*What is expected*
Copy out each line that includes the word "name".

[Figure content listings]
※

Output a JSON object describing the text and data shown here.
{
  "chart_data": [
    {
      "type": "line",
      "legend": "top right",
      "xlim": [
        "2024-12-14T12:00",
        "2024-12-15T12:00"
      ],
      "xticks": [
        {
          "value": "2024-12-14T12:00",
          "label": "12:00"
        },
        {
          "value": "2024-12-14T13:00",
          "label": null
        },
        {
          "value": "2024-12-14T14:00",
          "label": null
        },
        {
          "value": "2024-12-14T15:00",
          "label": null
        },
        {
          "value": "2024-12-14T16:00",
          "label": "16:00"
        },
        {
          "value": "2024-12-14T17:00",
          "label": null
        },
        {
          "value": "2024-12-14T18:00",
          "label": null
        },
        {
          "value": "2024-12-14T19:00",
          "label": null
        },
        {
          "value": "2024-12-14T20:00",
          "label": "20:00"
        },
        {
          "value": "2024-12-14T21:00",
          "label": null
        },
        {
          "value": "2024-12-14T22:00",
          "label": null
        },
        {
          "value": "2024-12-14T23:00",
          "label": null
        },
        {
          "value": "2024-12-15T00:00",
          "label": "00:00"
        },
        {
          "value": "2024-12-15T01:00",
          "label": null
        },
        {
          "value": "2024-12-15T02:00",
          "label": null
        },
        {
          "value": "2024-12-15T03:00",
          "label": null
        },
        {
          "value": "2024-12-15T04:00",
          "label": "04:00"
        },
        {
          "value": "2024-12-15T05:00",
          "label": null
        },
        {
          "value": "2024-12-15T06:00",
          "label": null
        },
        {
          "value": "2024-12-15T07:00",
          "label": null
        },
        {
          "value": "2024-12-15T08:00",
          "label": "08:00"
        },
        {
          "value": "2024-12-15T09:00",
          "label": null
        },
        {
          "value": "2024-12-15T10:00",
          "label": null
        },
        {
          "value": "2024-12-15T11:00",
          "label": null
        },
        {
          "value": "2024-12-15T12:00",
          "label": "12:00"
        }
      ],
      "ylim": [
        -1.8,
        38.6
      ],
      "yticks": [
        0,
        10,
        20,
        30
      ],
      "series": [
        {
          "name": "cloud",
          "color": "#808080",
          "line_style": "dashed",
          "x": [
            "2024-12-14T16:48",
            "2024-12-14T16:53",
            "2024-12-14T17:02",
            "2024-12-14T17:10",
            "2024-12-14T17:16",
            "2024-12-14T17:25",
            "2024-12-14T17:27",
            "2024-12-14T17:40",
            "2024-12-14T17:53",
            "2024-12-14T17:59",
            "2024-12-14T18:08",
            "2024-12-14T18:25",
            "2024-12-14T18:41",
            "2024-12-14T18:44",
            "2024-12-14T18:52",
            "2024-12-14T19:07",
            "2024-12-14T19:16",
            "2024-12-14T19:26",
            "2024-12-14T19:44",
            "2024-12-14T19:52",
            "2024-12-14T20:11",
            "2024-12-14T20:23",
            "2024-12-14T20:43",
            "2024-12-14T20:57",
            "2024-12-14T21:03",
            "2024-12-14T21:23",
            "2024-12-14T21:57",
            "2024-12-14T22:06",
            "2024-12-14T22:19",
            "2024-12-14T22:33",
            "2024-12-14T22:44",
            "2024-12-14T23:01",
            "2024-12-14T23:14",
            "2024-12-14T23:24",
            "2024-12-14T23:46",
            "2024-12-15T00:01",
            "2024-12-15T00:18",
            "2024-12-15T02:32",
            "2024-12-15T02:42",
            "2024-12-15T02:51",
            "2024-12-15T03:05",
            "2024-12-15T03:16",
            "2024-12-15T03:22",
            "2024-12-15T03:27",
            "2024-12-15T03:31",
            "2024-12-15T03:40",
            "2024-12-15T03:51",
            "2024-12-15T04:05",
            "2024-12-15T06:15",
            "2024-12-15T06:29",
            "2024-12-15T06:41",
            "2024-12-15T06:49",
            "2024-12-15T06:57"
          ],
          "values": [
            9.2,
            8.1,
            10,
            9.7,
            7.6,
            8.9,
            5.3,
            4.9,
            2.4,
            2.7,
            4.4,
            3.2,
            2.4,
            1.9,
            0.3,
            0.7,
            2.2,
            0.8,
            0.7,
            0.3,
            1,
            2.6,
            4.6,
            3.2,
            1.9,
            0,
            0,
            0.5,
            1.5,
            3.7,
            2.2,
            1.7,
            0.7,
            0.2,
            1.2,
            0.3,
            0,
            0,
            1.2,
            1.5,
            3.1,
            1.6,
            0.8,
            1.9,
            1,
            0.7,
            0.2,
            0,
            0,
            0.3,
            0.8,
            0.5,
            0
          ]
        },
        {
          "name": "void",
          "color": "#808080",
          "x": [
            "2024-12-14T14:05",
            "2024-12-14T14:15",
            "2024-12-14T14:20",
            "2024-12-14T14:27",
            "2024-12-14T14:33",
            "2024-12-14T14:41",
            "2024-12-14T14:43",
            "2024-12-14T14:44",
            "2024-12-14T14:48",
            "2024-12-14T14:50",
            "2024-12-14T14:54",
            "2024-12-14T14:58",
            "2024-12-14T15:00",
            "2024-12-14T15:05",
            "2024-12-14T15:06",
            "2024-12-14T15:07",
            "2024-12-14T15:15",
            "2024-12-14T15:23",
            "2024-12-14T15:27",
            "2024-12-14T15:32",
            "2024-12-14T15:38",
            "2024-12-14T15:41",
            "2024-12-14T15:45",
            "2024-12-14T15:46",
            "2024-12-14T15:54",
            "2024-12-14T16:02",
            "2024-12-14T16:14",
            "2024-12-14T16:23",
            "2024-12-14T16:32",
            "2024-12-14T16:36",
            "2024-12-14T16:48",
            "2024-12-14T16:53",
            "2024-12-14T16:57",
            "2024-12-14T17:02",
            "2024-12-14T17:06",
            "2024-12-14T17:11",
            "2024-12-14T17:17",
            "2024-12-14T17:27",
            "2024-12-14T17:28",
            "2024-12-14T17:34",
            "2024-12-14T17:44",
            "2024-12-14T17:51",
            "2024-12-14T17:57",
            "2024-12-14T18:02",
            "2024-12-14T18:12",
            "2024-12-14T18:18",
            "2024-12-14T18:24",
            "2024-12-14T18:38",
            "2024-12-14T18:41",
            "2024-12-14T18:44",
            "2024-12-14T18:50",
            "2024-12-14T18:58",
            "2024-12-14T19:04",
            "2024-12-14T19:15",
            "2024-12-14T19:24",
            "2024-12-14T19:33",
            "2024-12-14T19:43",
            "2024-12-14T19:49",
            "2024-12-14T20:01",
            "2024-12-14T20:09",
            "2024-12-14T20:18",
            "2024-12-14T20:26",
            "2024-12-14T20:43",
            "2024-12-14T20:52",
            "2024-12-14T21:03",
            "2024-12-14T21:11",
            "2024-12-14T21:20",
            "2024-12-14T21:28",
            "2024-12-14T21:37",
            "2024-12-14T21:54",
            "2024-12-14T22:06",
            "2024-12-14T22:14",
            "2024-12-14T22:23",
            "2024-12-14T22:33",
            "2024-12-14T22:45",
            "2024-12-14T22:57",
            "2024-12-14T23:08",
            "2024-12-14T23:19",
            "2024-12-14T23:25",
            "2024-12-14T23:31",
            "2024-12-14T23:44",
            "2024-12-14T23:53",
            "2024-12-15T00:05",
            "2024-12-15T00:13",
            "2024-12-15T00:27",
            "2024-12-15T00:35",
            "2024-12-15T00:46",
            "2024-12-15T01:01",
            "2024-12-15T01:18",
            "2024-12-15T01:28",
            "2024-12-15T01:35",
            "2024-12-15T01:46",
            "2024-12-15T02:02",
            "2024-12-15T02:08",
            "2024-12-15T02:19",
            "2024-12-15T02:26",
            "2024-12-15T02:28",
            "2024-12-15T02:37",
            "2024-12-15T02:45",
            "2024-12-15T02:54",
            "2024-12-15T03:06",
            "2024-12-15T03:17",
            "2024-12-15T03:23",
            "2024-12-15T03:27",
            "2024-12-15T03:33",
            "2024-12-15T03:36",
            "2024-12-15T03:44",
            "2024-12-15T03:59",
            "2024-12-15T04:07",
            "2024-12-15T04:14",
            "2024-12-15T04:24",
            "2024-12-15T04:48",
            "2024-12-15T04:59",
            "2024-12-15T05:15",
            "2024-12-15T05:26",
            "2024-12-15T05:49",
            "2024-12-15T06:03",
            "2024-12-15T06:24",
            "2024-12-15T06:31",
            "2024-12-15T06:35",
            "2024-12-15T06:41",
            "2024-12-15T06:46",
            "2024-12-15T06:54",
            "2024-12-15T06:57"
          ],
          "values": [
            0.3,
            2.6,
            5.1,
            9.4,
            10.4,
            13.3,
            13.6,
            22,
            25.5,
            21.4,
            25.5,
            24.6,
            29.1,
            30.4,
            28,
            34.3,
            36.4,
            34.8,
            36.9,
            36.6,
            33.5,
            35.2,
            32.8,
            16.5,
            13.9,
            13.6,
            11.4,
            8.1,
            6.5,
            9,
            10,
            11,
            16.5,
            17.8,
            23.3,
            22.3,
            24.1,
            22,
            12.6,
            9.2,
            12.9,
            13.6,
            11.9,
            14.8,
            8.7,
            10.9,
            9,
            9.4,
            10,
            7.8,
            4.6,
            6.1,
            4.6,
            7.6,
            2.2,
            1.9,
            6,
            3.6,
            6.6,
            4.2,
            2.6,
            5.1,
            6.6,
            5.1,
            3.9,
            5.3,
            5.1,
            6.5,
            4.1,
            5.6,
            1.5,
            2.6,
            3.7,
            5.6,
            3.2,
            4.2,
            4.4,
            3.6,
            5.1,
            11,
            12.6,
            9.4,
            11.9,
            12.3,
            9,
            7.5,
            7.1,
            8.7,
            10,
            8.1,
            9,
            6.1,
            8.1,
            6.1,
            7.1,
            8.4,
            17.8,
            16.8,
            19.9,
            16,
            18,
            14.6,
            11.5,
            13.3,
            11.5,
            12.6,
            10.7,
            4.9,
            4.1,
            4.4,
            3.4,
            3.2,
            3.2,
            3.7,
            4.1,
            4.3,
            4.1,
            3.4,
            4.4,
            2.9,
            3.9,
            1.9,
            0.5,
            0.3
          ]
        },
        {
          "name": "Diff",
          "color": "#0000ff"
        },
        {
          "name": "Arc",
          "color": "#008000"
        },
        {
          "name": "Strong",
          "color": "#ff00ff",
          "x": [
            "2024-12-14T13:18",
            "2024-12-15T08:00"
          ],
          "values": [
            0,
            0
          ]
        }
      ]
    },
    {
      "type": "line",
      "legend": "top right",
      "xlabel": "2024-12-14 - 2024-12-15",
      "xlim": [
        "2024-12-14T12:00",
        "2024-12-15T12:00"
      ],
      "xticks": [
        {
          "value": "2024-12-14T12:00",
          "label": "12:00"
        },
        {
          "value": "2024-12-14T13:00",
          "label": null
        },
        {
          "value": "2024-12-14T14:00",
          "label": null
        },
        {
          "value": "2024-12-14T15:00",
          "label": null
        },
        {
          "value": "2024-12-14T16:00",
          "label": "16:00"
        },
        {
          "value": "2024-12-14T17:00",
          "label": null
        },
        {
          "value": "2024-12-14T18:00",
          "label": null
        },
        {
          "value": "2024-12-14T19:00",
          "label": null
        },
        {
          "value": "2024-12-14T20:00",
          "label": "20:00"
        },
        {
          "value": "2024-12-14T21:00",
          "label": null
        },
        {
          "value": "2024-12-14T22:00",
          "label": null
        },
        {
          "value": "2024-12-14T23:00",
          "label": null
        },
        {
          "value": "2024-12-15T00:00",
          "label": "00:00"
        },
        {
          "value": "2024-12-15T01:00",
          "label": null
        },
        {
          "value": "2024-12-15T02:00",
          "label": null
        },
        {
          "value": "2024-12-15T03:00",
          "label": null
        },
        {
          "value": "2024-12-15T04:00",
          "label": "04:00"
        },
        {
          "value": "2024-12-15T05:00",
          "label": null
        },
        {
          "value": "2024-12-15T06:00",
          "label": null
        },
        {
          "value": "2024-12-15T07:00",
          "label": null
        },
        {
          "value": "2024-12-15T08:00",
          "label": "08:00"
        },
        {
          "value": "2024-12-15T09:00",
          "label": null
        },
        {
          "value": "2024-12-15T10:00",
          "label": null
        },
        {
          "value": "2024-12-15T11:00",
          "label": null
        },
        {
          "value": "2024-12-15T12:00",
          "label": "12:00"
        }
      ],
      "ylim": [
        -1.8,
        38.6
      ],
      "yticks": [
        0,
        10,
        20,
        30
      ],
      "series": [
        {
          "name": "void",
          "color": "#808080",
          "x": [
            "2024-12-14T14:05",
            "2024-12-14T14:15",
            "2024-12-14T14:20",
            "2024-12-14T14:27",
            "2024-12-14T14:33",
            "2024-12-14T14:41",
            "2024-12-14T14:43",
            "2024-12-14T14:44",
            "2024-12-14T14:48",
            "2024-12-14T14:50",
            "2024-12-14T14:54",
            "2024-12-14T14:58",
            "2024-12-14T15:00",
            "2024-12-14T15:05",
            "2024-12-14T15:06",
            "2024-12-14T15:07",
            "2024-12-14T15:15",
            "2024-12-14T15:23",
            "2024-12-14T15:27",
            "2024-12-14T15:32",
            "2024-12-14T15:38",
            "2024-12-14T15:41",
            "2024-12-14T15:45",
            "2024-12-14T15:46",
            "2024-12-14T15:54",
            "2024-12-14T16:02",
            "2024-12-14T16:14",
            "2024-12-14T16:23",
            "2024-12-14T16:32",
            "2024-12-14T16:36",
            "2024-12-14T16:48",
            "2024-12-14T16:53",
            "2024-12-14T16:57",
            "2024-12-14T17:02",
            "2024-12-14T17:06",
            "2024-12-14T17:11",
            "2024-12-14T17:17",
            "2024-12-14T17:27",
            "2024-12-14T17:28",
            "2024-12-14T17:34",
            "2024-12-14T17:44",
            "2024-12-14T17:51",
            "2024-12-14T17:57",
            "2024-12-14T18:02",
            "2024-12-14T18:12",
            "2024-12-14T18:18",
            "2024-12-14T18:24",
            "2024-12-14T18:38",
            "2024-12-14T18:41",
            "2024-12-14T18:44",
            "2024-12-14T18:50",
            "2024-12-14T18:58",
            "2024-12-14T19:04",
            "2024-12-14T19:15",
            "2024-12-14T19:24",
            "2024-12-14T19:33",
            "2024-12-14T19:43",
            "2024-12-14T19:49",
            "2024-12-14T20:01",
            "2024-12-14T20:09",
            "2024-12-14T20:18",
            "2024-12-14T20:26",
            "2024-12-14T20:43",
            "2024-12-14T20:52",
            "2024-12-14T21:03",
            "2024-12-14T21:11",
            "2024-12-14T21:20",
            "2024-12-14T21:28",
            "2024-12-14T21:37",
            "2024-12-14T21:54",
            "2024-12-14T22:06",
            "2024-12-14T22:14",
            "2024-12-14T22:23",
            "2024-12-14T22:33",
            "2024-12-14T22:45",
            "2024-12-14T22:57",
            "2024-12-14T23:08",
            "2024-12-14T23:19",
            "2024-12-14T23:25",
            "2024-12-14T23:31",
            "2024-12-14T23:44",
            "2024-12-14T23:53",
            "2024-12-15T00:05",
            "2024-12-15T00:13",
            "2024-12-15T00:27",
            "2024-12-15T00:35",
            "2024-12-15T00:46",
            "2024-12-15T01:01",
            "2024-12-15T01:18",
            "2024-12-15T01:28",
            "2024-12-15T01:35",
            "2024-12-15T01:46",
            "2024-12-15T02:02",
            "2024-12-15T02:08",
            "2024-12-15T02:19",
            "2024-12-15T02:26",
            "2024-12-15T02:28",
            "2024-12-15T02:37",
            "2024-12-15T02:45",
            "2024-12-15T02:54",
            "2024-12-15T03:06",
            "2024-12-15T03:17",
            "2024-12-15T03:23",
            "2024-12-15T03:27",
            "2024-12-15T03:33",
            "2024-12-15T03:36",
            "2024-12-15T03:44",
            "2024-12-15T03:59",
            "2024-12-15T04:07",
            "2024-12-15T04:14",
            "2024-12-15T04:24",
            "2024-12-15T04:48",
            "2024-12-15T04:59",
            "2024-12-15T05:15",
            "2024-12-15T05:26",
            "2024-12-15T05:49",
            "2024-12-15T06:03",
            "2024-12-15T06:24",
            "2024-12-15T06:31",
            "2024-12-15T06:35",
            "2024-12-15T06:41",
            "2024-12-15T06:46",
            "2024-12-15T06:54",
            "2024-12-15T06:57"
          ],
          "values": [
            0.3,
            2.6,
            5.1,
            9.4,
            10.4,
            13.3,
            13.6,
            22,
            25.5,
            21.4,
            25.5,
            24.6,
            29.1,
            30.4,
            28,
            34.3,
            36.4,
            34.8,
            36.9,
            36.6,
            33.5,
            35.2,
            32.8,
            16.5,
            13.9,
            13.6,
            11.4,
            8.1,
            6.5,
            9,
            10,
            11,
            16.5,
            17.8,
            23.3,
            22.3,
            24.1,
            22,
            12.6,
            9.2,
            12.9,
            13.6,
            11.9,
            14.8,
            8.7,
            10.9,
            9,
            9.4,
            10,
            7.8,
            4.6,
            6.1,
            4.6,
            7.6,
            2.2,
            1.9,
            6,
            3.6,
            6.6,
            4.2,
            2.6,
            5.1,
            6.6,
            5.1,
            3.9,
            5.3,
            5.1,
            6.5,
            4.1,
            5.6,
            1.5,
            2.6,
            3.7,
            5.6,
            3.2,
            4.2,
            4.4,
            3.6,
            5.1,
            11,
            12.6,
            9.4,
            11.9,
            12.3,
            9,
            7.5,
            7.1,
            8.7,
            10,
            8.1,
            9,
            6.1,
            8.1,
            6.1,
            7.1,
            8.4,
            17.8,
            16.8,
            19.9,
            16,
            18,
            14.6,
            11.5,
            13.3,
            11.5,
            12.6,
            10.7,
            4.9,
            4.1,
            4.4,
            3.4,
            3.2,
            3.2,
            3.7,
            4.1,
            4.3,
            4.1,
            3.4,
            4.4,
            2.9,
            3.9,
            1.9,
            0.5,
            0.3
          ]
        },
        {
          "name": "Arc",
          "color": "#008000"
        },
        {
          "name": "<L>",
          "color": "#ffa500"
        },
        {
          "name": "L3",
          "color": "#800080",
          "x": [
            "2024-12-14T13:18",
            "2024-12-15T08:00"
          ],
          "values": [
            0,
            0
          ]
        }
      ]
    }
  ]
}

※

*Task answer*
          "name": "cloud",
          "name": "void",
          "name": "Diff",
          "name": "Arc",
          "name": "Strong",
          "name": "void",
          "name": "Arc",
          "name": "<L>",
          "name": "L3",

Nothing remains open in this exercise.